• EXERCISE INPUTS

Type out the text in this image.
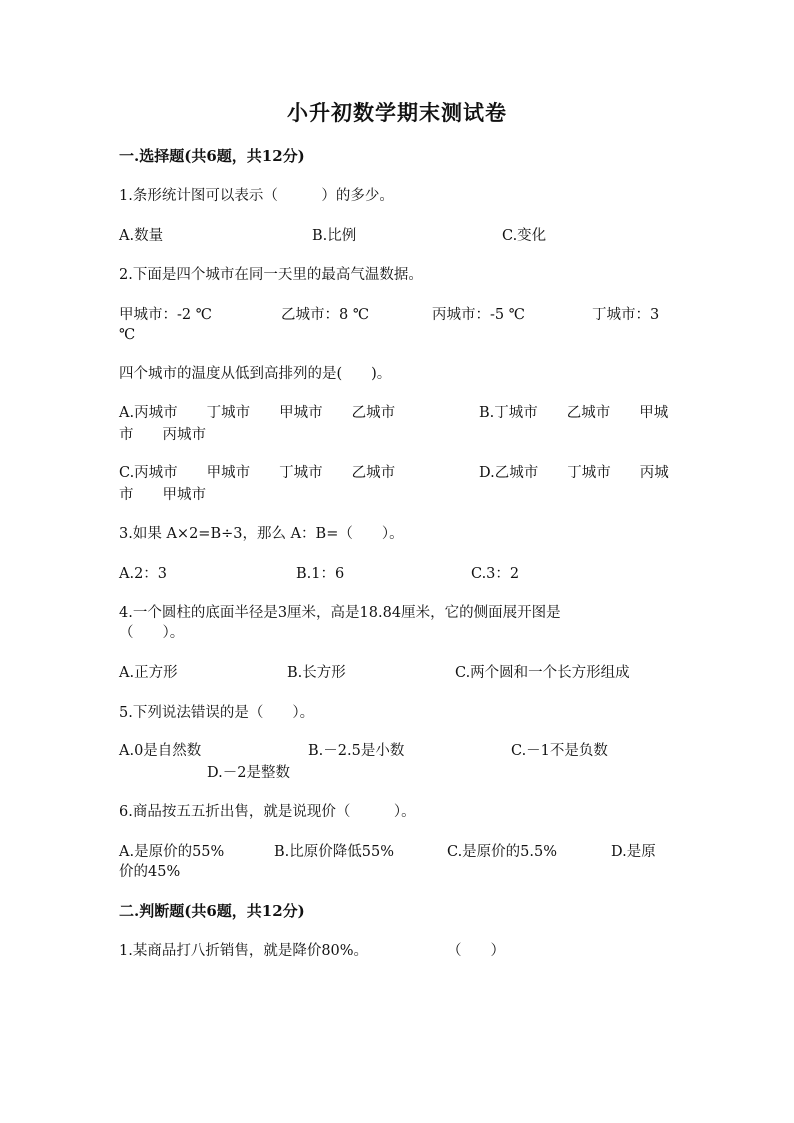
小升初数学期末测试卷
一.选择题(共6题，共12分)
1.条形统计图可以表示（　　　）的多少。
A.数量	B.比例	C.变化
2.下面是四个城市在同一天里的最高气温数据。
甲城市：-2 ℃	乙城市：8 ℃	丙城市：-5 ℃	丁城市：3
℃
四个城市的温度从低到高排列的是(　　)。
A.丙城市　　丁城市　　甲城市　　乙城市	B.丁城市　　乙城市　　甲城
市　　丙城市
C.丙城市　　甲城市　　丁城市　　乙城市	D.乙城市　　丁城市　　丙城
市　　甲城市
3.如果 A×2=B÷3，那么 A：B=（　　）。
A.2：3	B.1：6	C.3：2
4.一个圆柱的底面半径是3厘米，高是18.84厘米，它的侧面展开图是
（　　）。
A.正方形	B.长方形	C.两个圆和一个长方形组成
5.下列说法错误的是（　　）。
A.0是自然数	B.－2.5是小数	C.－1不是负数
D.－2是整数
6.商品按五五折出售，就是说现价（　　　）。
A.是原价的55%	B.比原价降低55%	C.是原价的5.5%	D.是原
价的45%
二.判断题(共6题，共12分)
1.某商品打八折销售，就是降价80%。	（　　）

• YOUR GOAL
Quote the records in their entirety, keeping the wording exact and excluding pictures.

• THE OUTPUT
Type out the text in this image.
小升初数学期末测试卷
一.选择题(共6题，共12分)
1.条形统计图可以表示（　　　）的多少。
A.数量	B.比例	C.变化
2.下面是四个城市在同一天里的最高气温数据。
甲城市：-2 ℃	乙城市：8 ℃	丙城市：-5 ℃	丁城市：3
℃
四个城市的温度从低到高排列的是(　　)。
A.丙城市　　丁城市　　甲城市　　乙城市	B.丁城市　　乙城市　　甲城
市　　丙城市
C.丙城市　　甲城市　　丁城市　　乙城市	D.乙城市　　丁城市　　丙城
市　　甲城市
3.如果 A×2=B÷3，那么 A：B=（　　）。
A.2：3	B.1：6	C.3：2
4.一个圆柱的底面半径是3厘米，高是18.84厘米，它的侧面展开图是
（　　）。
A.正方形	B.长方形	C.两个圆和一个长方形组成
5.下列说法错误的是（　　）。
A.0是自然数	B.－2.5是小数	C.－1不是负数
D.－2是整数
6.商品按五五折出售，就是说现价（　　　）。
A.是原价的55%	B.比原价降低55%	C.是原价的5.5%	D.是原
价的45%
二.判断题(共6题，共12分)
1.某商品打八折销售，就是降价80%。	（　　）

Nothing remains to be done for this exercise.